**Exercise instructions**
Search the material below for the string "text" and extract each line that has it.

● ● ● ●

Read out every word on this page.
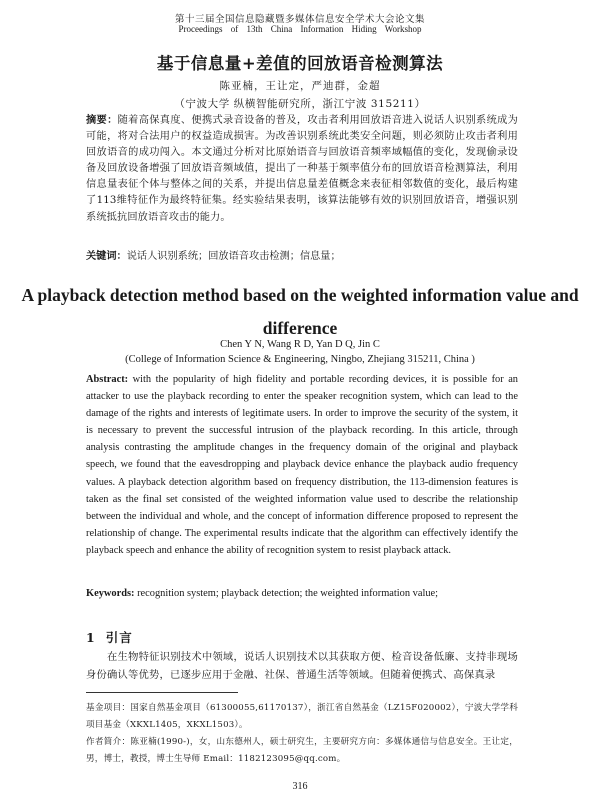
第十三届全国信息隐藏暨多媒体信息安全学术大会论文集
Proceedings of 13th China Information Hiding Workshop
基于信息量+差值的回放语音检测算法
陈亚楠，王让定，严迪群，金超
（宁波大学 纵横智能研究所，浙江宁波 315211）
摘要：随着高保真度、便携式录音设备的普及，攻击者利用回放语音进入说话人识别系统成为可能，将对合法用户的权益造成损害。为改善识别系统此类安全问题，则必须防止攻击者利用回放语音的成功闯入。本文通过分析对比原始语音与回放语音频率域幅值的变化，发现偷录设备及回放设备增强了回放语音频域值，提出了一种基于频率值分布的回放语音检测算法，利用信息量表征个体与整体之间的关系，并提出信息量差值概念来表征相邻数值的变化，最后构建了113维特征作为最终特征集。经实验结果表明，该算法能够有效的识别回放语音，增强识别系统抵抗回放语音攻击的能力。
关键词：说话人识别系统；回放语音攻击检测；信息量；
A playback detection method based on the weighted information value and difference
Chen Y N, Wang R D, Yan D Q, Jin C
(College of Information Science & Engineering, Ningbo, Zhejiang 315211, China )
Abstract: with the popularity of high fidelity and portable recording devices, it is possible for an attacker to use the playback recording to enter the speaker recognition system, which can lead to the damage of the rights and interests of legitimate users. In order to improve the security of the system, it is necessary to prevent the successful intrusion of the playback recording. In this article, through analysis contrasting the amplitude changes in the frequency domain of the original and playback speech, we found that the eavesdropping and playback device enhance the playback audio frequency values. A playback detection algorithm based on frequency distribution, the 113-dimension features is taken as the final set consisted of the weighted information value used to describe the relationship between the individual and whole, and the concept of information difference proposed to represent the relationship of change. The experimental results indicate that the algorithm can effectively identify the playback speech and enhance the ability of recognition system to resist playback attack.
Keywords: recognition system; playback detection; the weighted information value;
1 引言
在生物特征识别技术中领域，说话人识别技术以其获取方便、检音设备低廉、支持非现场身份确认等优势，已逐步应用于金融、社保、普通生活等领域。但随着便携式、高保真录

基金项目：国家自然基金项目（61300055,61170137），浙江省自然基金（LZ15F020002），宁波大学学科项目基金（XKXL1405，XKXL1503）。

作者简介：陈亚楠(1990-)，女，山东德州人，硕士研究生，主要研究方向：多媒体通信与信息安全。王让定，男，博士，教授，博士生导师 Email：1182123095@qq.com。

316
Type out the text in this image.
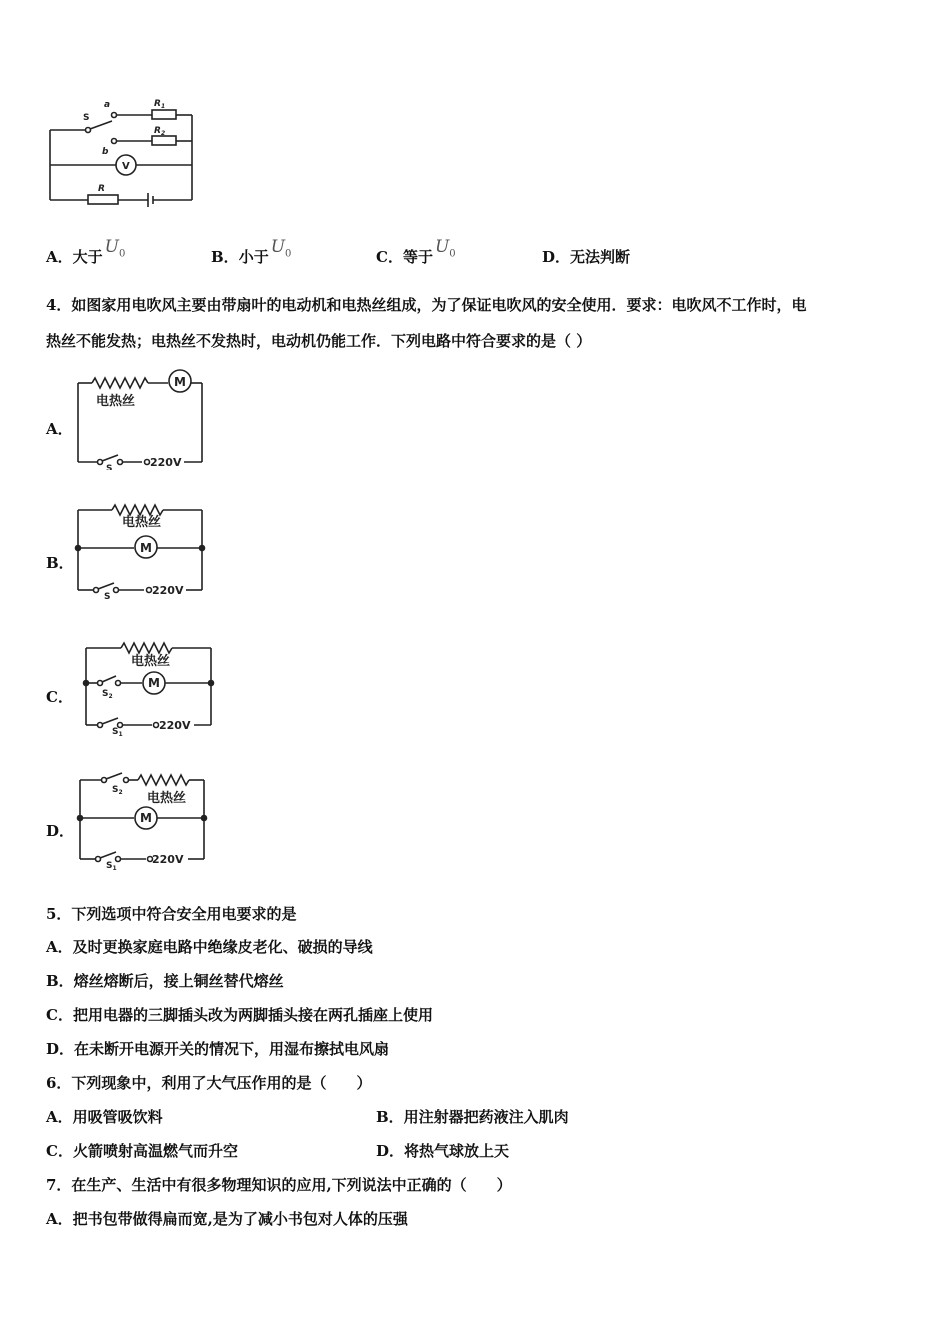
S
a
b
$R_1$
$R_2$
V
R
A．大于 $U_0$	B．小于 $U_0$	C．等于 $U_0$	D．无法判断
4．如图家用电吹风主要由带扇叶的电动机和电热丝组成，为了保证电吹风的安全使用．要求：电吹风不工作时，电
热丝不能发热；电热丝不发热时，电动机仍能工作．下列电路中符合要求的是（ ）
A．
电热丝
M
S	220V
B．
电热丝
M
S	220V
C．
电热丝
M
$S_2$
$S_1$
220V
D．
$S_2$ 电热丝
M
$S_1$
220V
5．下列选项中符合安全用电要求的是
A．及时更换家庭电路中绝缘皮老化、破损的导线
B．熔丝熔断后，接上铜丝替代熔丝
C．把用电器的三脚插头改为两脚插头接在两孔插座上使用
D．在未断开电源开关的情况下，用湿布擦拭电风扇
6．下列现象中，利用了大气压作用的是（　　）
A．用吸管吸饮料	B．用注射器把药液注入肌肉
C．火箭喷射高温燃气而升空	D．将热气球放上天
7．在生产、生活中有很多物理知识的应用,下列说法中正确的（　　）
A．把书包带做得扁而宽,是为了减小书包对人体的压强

● ● ● ●

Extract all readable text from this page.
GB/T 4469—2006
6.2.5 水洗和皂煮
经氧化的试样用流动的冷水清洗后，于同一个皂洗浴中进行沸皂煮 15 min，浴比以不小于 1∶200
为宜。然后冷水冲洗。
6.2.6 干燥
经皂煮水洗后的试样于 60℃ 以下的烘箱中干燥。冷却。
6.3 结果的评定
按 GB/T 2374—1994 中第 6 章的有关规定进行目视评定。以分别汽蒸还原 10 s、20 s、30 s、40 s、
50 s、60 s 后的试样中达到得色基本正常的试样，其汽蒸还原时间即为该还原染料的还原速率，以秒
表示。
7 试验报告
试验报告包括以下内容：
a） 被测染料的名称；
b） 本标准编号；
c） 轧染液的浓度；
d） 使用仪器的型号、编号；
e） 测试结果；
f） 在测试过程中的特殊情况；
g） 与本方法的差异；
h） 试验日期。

● ● ● ●

**Exercise answer**
Type out the text in this image.
Extract all readable text from this page.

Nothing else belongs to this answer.